Records from a data source
'''

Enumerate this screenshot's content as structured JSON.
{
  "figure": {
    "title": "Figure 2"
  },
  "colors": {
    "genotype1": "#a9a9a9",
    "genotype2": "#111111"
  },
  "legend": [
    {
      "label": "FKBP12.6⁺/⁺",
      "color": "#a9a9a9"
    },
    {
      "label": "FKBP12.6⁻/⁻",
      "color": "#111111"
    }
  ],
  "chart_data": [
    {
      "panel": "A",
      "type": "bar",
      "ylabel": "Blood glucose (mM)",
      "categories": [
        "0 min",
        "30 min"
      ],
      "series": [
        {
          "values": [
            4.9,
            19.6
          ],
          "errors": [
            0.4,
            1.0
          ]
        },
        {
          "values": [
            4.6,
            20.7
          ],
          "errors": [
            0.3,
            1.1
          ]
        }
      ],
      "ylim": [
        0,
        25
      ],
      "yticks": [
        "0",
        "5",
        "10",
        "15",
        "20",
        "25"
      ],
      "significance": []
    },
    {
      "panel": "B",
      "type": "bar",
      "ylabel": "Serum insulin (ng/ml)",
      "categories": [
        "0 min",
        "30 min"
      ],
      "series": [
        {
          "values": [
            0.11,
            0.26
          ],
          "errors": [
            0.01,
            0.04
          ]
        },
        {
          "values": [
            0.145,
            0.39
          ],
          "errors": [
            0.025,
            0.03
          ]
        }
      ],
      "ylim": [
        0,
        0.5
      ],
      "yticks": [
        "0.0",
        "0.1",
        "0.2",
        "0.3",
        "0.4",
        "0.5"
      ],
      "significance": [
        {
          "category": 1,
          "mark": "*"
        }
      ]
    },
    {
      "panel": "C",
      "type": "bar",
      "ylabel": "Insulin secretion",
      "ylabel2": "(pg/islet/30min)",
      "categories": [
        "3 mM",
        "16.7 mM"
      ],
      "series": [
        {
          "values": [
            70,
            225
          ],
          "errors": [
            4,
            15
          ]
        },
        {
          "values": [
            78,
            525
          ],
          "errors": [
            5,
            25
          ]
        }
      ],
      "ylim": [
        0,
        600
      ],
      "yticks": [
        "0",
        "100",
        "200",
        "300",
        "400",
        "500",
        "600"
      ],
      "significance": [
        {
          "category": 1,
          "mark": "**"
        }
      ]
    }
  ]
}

'''

:: SET EXERCISE ::
Extract all of the data exactly as written.

:: TASK SOLUTION ::
Enumerate this screenshot's content as structured JSON.
{
  "figure": {
    "title": "Figure 2"
  },
  "colors": {
    "genotype1": "#a9a9a9",
    "genotype2": "#111111"
  },
  "legend": [
    {
      "label": "FKBP12.6⁺/⁺",
      "color": "#a9a9a9"
    },
    {
      "label": "FKBP12.6⁻/⁻",
      "color": "#111111"
    }
  ],
  "chart_data": [
    {
      "panel": "A",
      "type": "bar",
      "ylabel": "Blood glucose (mM)",
      "categories": [
        "0 min",
        "30 min"
      ],
      "series": [
        {
          "values": [
            4.9,
            19.6
          ],
          "errors": [
            0.4,
            1.0
          ]
        },
        {
          "values": [
            4.6,
            20.7
          ],
          "errors": [
            0.3,
            1.1
          ]
        }
      ],
      "ylim": [
        0,
        25
      ],
      "yticks": [
        "0",
        "5",
        "10",
        "15",
        "20",
        "25"
      ],
      "significance": []
    },
    {
      "panel": "B",
      "type": "bar",
      "ylabel": "Serum insulin (ng/ml)",
      "categories": [
        "0 min",
        "30 min"
      ],
      "series": [
        {
          "values": [
            0.11,
            0.26
          ],
          "errors": [
            0.01,
            0.04
          ]
        },
        {
          "values": [
            0.145,
            0.39
          ],
          "errors": [
            0.025,
            0.03
          ]
        }
      ],
      "ylim": [
        0,
        0.5
      ],
      "yticks": [
        "0.0",
        "0.1",
        "0.2",
        "0.3",
        "0.4",
        "0.5"
      ],
      "significance": [
        {
          "category": 1,
          "mark": "*"
        }
      ]
    },
    {
      "panel": "C",
      "type": "bar",
      "ylabel": "Insulin secretion",
      "ylabel2": "(pg/islet/30min)",
      "categories": [
        "3 mM",
        "16.7 mM"
      ],
      "series": [
        {
          "values": [
            70,
            225
          ],
          "errors": [
            4,
            15
          ]
        },
        {
          "values": [
            78,
            525
          ],
          "errors": [
            5,
            25
          ]
        }
      ],
      "ylim": [
        0,
        600
      ],
      "yticks": [
        "0",
        "100",
        "200",
        "300",
        "400",
        "500",
        "600"
      ],
      "significance": [
        {
          "category": 1,
          "mark": "**"
        }
      ]
    }
  ]
}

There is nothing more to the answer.